[Stored records]
+ + +
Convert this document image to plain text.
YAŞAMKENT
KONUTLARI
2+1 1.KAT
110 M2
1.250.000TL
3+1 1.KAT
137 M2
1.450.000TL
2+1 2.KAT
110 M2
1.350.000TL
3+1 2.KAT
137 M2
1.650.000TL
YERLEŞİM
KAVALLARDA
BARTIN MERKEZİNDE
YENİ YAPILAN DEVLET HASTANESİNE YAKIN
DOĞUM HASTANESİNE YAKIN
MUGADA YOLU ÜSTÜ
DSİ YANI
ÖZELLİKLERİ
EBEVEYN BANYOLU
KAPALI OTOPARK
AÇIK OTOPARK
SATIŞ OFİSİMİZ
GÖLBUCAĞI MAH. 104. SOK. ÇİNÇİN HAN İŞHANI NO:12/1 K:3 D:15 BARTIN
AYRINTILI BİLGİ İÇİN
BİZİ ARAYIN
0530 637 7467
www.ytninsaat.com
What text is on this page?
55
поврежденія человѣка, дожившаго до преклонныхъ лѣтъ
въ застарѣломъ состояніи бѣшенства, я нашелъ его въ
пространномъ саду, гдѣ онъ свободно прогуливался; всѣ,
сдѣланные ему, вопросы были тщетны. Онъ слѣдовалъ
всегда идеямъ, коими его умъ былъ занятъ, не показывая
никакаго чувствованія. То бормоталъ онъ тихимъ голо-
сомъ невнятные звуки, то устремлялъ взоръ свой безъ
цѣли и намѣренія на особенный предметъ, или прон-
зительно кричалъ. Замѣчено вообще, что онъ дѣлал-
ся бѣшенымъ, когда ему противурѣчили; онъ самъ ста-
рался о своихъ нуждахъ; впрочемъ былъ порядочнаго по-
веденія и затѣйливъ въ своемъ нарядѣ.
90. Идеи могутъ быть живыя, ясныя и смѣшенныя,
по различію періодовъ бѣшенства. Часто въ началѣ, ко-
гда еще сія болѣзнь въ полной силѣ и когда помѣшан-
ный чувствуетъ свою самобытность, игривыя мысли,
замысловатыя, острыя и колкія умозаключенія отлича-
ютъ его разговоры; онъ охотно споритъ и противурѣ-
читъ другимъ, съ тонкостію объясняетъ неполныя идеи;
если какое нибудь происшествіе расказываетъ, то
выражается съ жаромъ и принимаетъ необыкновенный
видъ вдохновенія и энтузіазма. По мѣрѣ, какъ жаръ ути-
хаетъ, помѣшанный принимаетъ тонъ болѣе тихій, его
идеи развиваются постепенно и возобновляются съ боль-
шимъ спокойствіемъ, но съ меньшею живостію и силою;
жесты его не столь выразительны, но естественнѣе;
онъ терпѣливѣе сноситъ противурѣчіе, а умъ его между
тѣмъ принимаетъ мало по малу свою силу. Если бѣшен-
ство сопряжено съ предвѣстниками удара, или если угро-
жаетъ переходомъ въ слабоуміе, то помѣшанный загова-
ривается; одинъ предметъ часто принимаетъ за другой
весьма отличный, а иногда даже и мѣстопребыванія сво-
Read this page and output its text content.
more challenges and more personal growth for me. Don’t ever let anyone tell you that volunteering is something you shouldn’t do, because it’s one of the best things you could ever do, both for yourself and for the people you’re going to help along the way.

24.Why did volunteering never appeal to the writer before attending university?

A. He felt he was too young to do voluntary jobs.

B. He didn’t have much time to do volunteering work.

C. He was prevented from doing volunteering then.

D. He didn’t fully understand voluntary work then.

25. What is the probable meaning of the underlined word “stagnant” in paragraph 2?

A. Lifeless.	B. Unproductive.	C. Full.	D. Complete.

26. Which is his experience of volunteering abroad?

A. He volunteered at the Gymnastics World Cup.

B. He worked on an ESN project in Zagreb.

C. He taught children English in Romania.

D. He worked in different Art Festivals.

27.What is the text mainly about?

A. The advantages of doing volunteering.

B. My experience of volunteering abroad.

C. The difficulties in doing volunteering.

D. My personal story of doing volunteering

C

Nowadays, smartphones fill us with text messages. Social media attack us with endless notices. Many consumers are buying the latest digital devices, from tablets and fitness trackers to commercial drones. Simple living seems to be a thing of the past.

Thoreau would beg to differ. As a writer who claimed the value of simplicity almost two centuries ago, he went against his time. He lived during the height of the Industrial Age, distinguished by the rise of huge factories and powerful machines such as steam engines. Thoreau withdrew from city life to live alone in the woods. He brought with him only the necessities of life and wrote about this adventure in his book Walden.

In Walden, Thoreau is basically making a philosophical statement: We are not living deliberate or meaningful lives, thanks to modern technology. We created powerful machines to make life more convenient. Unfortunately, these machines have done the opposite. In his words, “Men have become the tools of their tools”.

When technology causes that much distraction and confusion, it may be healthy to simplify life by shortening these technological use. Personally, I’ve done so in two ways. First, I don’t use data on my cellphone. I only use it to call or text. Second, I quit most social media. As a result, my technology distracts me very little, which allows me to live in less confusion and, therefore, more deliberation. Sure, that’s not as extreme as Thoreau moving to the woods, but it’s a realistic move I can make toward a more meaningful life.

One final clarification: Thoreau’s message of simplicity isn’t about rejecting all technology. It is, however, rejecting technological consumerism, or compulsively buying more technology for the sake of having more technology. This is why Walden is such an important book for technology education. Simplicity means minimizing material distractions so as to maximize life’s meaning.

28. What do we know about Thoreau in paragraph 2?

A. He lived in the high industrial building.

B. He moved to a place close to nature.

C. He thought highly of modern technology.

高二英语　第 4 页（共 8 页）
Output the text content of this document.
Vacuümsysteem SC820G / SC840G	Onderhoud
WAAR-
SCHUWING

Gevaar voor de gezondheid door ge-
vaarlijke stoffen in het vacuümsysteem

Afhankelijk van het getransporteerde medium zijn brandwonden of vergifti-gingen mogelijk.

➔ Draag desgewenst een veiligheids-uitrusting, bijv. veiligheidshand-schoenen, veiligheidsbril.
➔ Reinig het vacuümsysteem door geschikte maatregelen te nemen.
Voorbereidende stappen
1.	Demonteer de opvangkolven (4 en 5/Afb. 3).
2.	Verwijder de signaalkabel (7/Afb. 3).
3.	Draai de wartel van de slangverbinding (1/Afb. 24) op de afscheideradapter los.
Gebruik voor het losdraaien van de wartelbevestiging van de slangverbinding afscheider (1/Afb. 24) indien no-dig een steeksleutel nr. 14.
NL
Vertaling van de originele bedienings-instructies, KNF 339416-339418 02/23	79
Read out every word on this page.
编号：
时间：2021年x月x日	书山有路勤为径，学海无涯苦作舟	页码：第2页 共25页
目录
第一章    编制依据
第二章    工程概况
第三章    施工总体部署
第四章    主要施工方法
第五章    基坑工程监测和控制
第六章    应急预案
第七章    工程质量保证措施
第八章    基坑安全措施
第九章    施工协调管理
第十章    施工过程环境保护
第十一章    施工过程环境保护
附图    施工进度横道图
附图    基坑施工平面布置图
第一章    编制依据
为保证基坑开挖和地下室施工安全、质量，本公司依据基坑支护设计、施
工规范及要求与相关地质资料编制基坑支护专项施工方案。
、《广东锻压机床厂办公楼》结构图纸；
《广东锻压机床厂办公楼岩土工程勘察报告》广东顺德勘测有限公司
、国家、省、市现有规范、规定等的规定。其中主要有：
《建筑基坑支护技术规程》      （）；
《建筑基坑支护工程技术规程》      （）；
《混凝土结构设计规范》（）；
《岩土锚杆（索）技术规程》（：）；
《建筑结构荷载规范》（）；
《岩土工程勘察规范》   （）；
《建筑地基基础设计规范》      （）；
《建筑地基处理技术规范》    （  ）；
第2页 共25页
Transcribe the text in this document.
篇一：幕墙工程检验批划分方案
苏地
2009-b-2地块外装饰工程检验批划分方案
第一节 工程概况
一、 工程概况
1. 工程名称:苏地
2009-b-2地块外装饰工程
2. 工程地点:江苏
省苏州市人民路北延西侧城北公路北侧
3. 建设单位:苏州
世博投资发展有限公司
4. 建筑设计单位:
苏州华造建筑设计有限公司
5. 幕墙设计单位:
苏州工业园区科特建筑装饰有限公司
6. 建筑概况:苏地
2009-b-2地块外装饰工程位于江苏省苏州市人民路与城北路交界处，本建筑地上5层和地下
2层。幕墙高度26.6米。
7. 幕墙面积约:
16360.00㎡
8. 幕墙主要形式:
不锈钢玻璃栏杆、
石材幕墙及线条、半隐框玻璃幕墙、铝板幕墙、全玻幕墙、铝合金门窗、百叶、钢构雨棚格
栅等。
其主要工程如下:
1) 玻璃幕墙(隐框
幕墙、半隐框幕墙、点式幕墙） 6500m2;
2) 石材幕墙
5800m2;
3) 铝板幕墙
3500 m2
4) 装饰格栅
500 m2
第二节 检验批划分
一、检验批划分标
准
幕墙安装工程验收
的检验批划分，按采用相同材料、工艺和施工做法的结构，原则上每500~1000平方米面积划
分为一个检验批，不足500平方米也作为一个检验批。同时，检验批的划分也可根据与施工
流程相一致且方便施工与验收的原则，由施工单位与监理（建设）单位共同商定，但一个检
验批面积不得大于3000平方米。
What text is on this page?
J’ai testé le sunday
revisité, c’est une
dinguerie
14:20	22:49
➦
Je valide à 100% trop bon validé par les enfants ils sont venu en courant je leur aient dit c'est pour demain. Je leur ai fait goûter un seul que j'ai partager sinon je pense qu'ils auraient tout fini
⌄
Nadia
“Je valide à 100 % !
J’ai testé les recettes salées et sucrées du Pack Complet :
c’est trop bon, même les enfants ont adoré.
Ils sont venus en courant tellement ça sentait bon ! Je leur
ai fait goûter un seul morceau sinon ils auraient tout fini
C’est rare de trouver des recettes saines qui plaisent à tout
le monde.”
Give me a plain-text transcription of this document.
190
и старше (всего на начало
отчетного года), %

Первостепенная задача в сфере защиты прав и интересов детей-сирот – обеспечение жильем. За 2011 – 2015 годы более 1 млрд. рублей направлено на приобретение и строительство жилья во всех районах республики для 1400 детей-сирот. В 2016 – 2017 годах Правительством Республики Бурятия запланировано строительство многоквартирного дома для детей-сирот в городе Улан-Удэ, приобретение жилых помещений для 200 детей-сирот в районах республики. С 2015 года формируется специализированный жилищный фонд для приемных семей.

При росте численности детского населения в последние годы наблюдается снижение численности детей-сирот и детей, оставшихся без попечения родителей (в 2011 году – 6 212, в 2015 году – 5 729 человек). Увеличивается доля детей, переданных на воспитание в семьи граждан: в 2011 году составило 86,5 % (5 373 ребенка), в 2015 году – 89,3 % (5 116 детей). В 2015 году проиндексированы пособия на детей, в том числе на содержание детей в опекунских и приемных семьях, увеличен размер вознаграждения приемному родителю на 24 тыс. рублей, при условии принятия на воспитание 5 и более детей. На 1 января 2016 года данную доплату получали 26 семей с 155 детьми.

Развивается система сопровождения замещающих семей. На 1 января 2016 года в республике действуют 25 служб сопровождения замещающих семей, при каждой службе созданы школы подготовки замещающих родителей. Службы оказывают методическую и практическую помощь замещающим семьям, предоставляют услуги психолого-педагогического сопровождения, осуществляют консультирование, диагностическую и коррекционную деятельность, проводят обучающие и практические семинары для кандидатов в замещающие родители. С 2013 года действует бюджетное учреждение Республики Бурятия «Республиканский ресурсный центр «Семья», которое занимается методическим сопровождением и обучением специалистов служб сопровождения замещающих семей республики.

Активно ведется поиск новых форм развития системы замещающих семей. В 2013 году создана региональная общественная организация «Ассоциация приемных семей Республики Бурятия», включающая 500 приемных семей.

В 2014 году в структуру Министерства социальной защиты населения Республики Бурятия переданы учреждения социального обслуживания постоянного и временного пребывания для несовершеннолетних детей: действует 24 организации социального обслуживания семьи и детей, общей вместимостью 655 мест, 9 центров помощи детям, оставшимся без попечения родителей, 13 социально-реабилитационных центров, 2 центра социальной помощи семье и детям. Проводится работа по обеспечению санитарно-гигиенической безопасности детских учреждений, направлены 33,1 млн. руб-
+ + +
EXERCISE DETAILS: Keep only those lines of the records that hold "sont", and return them.

FULL OUTPUT:
Je valide à 100% trop bon validé par les enfants ils sont venu en courant je leur aient dit c'est pour demain. Je leur ai fait goûter un seul que j'ai partager sinon je pense qu'ils auraient tout fini
Ils sont venus en courant tellement ça sentait bon ! Je leur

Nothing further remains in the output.